Copy the lines holding the word "clinker", all of them.
** START Records supplied **
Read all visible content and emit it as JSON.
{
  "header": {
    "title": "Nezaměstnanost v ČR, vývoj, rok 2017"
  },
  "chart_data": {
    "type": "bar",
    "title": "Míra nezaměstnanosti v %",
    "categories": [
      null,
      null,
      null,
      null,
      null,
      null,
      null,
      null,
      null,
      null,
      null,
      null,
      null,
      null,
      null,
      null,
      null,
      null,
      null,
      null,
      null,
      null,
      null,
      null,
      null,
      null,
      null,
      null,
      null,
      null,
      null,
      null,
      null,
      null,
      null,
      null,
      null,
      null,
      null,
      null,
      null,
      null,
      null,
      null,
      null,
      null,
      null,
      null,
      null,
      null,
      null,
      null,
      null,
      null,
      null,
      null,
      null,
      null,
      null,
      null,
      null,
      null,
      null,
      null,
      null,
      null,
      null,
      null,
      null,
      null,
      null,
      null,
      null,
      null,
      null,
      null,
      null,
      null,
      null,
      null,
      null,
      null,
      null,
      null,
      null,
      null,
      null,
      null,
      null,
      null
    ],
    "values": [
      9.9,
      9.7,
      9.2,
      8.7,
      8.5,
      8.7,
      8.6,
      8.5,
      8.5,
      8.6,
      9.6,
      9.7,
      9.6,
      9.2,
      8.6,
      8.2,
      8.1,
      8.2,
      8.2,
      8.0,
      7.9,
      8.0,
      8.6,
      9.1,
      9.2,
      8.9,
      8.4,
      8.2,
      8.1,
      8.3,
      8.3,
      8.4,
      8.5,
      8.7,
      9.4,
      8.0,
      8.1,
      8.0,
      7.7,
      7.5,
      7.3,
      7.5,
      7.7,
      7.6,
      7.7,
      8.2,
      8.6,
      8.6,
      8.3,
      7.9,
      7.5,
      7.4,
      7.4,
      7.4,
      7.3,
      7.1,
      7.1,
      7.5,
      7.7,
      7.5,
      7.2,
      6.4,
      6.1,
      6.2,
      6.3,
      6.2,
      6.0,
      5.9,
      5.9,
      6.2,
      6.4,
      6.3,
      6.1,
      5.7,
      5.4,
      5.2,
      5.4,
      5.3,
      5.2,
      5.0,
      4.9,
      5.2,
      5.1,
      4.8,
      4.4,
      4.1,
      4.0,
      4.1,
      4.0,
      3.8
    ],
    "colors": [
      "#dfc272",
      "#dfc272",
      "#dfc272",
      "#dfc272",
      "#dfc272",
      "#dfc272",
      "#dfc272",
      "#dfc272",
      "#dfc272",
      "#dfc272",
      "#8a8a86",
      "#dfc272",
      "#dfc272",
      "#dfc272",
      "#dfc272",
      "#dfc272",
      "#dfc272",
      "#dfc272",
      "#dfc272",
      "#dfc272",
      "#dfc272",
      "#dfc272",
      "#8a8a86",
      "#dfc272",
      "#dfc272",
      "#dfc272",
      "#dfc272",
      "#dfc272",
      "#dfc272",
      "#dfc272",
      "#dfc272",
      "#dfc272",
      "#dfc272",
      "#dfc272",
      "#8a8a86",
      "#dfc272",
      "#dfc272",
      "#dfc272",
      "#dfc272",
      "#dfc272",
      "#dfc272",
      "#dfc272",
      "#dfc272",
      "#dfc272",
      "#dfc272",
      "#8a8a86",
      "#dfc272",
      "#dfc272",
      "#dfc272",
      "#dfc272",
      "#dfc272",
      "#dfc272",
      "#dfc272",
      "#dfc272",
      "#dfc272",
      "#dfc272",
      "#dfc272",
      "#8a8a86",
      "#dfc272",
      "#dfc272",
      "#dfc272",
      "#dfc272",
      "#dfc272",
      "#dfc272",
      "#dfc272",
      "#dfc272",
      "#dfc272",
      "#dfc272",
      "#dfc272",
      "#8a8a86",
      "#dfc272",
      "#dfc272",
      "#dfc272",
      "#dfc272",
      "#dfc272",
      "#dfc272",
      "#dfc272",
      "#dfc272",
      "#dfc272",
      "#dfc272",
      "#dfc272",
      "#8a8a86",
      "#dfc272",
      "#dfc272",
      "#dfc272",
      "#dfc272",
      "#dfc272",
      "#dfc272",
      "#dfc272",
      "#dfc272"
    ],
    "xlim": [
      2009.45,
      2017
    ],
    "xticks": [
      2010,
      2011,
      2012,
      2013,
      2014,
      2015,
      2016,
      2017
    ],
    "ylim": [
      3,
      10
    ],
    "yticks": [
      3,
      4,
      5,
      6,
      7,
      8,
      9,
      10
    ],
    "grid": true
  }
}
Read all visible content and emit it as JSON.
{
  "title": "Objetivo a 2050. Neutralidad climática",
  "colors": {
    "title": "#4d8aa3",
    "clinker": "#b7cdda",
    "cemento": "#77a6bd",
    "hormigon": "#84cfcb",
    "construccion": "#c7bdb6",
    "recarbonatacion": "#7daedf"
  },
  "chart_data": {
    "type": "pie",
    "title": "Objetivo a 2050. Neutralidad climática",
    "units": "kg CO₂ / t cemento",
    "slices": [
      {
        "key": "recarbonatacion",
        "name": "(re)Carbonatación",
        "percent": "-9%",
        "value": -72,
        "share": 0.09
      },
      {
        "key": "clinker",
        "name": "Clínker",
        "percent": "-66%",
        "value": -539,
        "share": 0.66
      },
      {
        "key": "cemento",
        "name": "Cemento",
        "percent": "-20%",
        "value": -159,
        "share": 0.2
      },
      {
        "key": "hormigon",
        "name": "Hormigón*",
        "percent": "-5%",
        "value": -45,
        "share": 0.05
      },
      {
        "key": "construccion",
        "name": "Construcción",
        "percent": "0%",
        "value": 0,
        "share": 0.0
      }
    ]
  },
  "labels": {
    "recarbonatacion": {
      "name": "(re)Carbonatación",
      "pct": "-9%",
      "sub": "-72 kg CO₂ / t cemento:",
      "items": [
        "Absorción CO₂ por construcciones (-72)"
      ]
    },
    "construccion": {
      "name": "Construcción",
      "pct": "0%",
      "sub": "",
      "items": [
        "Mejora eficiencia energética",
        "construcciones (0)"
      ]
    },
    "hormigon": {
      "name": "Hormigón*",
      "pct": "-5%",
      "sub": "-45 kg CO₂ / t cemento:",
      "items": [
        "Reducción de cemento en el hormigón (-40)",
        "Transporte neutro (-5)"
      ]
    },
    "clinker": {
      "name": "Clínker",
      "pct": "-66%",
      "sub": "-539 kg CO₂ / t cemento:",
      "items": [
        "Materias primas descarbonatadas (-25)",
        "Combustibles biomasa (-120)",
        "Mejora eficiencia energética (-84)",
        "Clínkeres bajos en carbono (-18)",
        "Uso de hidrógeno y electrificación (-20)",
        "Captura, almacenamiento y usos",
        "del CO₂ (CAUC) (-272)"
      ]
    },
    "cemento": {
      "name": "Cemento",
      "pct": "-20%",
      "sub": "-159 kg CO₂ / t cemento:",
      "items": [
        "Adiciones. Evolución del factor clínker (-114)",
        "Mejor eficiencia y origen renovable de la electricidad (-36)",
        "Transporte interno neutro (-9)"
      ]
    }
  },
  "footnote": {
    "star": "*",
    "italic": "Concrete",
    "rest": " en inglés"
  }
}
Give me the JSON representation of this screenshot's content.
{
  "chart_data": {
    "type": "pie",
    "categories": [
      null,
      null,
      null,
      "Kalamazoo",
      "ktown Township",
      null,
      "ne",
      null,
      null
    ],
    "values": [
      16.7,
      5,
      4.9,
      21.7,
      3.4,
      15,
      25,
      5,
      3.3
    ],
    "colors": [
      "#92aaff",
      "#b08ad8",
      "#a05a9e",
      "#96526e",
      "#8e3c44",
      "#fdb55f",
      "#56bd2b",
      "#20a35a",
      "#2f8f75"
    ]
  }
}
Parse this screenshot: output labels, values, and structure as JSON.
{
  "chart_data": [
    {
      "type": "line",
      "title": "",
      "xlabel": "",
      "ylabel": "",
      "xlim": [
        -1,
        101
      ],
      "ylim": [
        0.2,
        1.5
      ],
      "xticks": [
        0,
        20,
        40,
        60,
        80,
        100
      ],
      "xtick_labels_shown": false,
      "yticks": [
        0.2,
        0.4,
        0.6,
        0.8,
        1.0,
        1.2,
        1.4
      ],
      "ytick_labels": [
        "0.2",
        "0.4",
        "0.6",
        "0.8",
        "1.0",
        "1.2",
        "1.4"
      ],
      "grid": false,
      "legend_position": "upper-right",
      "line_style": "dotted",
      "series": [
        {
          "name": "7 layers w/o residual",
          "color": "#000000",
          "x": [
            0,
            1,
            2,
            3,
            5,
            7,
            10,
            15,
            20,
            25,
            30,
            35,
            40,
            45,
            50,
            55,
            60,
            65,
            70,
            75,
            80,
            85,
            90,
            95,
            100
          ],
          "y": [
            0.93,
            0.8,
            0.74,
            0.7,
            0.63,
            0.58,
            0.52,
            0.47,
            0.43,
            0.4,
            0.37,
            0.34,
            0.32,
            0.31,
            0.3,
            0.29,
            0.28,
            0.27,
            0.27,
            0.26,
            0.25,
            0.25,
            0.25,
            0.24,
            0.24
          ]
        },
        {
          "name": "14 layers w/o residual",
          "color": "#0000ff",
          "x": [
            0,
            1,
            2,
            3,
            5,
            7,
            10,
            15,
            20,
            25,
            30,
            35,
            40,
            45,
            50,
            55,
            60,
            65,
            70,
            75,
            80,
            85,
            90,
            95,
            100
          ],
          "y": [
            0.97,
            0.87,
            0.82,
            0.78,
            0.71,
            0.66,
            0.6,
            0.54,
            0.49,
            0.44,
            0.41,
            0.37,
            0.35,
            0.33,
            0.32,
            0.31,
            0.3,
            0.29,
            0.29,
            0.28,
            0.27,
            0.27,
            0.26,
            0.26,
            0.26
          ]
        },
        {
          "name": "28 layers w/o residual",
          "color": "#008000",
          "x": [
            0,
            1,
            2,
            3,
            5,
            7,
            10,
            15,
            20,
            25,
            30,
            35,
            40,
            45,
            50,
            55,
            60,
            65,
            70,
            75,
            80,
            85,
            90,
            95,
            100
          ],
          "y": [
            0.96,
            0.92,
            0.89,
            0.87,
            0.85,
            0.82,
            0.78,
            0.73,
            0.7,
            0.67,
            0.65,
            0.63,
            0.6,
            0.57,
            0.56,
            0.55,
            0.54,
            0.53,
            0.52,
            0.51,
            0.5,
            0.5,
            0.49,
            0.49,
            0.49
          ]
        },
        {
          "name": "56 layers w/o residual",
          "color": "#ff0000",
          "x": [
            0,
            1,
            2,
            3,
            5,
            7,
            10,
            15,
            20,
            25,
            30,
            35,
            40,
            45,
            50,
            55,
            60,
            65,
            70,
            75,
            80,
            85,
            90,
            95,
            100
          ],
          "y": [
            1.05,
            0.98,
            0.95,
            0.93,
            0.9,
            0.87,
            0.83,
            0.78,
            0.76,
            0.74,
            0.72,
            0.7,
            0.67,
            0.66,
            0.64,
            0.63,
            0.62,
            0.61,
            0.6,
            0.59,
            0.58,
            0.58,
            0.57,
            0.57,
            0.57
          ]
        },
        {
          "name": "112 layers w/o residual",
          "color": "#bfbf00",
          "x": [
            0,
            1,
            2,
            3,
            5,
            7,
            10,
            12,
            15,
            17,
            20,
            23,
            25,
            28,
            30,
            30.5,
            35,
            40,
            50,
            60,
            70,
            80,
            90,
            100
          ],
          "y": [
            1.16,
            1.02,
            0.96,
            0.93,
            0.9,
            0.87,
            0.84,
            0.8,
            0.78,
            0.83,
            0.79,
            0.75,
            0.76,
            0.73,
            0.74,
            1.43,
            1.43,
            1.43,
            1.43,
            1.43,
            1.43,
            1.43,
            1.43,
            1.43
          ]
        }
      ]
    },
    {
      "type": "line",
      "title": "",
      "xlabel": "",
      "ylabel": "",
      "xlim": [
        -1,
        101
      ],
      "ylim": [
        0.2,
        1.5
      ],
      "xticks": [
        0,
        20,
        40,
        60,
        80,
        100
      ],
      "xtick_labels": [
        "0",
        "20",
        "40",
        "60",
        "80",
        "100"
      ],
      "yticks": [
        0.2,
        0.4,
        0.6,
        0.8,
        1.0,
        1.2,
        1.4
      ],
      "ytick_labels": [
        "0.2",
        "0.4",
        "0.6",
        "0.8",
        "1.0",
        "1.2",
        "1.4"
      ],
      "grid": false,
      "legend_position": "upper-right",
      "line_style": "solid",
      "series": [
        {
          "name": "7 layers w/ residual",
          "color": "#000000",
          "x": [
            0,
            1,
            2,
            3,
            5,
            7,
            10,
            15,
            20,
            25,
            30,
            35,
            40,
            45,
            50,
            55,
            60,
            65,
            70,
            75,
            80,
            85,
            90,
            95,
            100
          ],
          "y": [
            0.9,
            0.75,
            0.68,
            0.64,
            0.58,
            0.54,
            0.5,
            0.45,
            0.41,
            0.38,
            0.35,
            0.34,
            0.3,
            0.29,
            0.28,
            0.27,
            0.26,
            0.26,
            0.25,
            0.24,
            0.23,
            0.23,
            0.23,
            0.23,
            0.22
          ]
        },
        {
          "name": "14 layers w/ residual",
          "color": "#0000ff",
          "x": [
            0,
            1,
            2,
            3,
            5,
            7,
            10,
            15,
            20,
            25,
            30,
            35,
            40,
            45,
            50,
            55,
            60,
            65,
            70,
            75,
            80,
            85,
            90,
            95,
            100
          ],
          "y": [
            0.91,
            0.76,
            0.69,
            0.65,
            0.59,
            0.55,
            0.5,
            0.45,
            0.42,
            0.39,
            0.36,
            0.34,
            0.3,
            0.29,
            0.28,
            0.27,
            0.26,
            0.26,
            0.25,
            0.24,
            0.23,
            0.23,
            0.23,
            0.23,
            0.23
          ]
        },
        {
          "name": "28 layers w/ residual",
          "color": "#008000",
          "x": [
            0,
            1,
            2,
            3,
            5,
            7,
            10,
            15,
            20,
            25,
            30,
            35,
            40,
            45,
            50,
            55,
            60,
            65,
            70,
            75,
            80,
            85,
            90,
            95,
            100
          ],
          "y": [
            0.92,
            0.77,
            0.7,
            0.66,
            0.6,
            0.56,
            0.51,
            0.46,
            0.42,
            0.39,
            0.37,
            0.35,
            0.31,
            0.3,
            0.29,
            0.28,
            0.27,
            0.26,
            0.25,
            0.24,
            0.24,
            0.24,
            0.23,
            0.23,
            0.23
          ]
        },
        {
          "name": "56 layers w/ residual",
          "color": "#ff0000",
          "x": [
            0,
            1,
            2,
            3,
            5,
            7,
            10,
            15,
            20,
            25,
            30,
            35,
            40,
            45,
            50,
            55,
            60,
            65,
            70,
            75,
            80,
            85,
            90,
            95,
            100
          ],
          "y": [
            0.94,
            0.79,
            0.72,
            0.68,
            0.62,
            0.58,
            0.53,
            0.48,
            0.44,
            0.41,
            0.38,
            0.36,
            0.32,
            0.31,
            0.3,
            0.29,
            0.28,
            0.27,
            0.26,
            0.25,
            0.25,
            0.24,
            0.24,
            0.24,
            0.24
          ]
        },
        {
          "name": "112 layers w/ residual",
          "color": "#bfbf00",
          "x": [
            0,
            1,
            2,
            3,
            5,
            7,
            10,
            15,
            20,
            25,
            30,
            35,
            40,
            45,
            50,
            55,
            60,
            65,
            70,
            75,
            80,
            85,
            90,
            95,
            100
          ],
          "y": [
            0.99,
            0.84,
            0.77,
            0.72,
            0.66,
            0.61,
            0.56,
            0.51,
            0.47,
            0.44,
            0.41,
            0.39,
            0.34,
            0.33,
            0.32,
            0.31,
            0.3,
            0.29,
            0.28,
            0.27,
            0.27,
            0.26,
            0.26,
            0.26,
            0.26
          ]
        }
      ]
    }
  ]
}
** END Records supplied **
**Exercise solution**
    "clinker": "#b7cdda",
        "key": "clinker",
    "clinker": {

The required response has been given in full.